- **Tekst do przeczytania**
• • •

Lepiej być „w” niż „poza”

Jorge Sampaio,
prezydent Portugalii, dla „Przeglądu”

Portugalia przeżyła taką chwilę jak teraz Polska, wchodząc do Unii Europejskiej 1 stycznia 1986 roku

Dla nas, Portugalczyków, było bardzo ważne, aby należeć do tej ogromnej europejskiej rodziny. I towarzyszyła nam radość, że tak się stało. Wejście do Unii Europejskiej otwiera wiele nowych możliwości. Łatwiej uzyskać pomoc silnych partnerów w realizacji rozmaitych dużych projektów gospodarczych, możemy korzystać z funduszy unijnych, otrzymujemy gwarancję życia w pokoju.
Jestem pewien, że w Polsce najważniejszym rezultatem przystąpienia do Unii Europejskiej będzie szybki rozwój kraju, tak jak się to stało u nas. Dzięki obecności w Unii mogliśmy budować w Portugalii gospodarkę opartą na wiedzy, mój kraj stał się znacznie bardziej innowacyjny, poprawiła się wydajność pracy.
Oczywiście, okres transformacji nie jest łatwy. Był on trudny także dla nas, ale mogę powiedzieć, że jednak nie stanowił szoku dla Portugalczyków. Umieliśmy się zaadaptować do wymogów transformacji, zachowaliśmy własną specyfikę. Najważniejsze, że wejście do Unii przyniosło Portugalii naprawdę duże korzyści.

• • •

- **Polecenie**
Wypisz z tekstu wszystkie możliwości wymienione w zdaniu następującym bezpośrednio po słowach „Wejście do Unii Europejskiej otwiera wiele nowych możliwości”.

• • •

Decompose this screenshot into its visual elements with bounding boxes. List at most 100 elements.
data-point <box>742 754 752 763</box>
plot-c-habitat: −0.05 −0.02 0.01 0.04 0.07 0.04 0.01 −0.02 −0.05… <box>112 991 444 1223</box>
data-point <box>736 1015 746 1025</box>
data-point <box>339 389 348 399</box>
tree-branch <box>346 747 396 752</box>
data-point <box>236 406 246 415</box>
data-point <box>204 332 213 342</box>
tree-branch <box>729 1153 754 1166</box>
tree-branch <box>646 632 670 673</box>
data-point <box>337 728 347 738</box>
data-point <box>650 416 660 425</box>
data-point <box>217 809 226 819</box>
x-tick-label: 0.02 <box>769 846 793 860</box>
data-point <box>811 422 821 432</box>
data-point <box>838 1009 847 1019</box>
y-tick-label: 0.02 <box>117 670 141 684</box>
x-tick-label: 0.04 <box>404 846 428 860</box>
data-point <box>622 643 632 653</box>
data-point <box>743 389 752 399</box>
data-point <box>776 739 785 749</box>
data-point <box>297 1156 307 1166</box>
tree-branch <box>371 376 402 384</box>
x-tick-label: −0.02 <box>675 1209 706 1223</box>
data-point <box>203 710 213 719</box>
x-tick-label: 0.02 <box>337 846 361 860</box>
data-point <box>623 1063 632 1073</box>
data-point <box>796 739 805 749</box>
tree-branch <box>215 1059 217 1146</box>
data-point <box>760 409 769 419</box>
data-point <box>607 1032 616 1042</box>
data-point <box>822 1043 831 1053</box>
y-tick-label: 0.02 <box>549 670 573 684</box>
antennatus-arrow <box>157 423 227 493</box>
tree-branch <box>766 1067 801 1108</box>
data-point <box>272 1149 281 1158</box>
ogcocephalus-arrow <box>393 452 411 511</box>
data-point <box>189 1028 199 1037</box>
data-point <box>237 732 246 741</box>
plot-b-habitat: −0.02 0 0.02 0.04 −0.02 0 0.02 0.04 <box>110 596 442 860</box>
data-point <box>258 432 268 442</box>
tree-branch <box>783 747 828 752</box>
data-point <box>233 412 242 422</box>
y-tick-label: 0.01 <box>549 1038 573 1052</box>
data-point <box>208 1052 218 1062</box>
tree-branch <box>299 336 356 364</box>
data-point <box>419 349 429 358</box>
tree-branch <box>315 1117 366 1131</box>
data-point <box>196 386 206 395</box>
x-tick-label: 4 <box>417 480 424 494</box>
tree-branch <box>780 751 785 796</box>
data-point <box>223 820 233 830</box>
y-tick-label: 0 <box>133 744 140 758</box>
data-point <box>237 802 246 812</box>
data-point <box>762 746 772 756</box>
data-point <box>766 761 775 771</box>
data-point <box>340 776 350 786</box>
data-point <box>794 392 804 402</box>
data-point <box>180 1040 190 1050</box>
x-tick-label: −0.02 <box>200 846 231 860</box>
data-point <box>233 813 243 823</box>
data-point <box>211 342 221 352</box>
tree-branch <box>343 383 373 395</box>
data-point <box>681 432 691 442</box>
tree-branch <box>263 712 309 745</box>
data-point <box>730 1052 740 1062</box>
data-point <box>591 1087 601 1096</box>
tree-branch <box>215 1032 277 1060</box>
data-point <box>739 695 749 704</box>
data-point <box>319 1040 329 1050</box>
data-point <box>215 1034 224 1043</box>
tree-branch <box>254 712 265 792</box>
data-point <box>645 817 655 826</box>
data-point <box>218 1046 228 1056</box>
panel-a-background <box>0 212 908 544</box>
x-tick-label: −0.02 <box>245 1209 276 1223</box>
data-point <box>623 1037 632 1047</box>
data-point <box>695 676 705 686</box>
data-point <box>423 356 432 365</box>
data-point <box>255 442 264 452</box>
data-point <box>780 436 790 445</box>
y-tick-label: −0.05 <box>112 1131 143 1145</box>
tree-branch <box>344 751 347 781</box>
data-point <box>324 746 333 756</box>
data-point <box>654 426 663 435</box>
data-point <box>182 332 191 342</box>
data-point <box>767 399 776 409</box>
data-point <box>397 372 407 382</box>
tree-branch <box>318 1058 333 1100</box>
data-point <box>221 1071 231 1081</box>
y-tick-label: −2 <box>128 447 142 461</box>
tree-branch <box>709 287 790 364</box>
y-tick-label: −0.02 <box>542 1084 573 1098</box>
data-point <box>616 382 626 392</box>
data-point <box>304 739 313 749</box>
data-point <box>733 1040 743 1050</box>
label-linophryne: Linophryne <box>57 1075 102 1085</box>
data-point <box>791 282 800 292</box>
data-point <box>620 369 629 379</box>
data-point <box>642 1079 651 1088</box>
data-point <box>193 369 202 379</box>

• • •

- **Rozwiązanie**
- łatwiejsze uzyskanie pomocy silnych partnerów w realizacji rozmaitych dużych projektów gospodarczych
- korzystanie z funduszy unijnych
- gwarancja życia w pokoju